MATERIAL SHOWN:

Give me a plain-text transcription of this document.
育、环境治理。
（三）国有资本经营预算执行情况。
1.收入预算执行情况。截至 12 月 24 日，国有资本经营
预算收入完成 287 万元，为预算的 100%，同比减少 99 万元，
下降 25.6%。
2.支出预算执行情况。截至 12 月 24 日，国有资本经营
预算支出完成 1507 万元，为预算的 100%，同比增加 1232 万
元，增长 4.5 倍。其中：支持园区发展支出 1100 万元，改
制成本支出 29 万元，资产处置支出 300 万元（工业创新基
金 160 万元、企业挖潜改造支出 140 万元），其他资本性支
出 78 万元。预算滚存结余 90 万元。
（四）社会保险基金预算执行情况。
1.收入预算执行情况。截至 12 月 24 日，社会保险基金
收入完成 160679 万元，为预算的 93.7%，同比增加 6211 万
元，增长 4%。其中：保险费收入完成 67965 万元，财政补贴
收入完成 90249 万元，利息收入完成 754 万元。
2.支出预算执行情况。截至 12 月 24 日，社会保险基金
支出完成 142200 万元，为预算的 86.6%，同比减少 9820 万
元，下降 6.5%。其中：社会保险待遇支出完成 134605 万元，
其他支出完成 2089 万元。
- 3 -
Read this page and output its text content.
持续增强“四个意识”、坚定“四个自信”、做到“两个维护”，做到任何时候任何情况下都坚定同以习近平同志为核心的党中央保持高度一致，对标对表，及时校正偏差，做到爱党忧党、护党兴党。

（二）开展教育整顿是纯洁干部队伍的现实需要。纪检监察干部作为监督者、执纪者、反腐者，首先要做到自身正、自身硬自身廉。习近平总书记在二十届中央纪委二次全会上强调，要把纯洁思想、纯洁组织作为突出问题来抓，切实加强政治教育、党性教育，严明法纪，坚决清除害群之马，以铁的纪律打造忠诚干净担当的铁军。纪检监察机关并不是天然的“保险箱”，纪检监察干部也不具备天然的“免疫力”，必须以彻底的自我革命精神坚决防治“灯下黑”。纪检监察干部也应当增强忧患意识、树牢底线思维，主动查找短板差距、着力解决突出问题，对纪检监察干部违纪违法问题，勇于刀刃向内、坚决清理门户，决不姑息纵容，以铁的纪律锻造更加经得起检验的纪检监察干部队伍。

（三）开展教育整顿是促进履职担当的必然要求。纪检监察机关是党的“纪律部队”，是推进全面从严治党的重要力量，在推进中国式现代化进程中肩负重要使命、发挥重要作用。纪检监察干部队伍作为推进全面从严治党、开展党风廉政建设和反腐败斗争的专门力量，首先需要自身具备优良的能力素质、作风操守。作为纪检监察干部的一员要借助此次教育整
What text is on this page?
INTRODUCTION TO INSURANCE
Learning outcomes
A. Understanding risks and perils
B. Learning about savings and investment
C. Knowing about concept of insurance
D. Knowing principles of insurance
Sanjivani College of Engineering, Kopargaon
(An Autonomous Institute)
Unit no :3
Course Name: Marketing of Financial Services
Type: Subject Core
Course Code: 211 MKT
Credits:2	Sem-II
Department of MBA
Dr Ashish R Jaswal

STATED EXERCISE:
Extract every record. Keep wording exact.

THE REPLY:
Give me a plain-text transcription of this document.
育、环境治理。
（三）国有资本经营预算执行情况。
1.收入预算执行情况。截至 12 月 24 日，国有资本经营
预算收入完成 287 万元，为预算的 100%，同比减少 99 万元，
下降 25.6%。
2.支出预算执行情况。截至 12 月 24 日，国有资本经营
预算支出完成 1507 万元，为预算的 100%，同比增加 1232 万
元，增长 4.5 倍。其中：支持园区发展支出 1100 万元，改
制成本支出 29 万元，资产处置支出 300 万元（工业创新基
金 160 万元、企业挖潜改造支出 140 万元），其他资本性支
出 78 万元。预算滚存结余 90 万元。
（四）社会保险基金预算执行情况。
1.收入预算执行情况。截至 12 月 24 日，社会保险基金
收入完成 160679 万元，为预算的 93.7%，同比增加 6211 万
元，增长 4%。其中：保险费收入完成 67965 万元，财政补贴
收入完成 90249 万元，利息收入完成 754 万元。
2.支出预算执行情况。截至 12 月 24 日，社会保险基金
支出完成 142200 万元，为预算的 86.6%，同比减少 9820 万
元，下降 6.5%。其中：社会保险待遇支出完成 134605 万元，
其他支出完成 2089 万元。
- 3 -
Read this page and output its text content.
持续增强“四个意识”、坚定“四个自信”、做到“两个维护”，做到任何时候任何情况下都坚定同以习近平同志为核心的党中央保持高度一致，对标对表，及时校正偏差，做到爱党忧党、护党兴党。

（二）开展教育整顿是纯洁干部队伍的现实需要。纪检监察干部作为监督者、执纪者、反腐者，首先要做到自身正、自身硬自身廉。习近平总书记在二十届中央纪委二次全会上强调，要把纯洁思想、纯洁组织作为突出问题来抓，切实加强政治教育、党性教育，严明法纪，坚决清除害群之马，以铁的纪律打造忠诚干净担当的铁军。纪检监察机关并不是天然的“保险箱”，纪检监察干部也不具备天然的“免疫力”，必须以彻底的自我革命精神坚决防治“灯下黑”。纪检监察干部也应当增强忧患意识、树牢底线思维，主动查找短板差距、着力解决突出问题，对纪检监察干部违纪违法问题，勇于刀刃向内、坚决清理门户，决不姑息纵容，以铁的纪律锻造更加经得起检验的纪检监察干部队伍。

（三）开展教育整顿是促进履职担当的必然要求。纪检监察机关是党的“纪律部队”，是推进全面从严治党的重要力量，在推进中国式现代化进程中肩负重要使命、发挥重要作用。纪检监察干部队伍作为推进全面从严治党、开展党风廉政建设和反腐败斗争的专门力量，首先需要自身具备优良的能力素质、作风操守。作为纪检监察干部的一员要借助此次教育整
What text is on this page?
INTRODUCTION TO INSURANCE
Learning outcomes
A. Understanding risks and perils
B. Learning about savings and investment
C. Knowing about concept of insurance
D. Knowing principles of insurance
Sanjivani College of Engineering, Kopargaon
(An Autonomous Institute)
Unit no :3
Course Name: Marketing of Financial Services
Type: Subject Core
Course Code: 211 MKT
Credits:2	Sem-II
Department of MBA
Dr Ashish R Jaswal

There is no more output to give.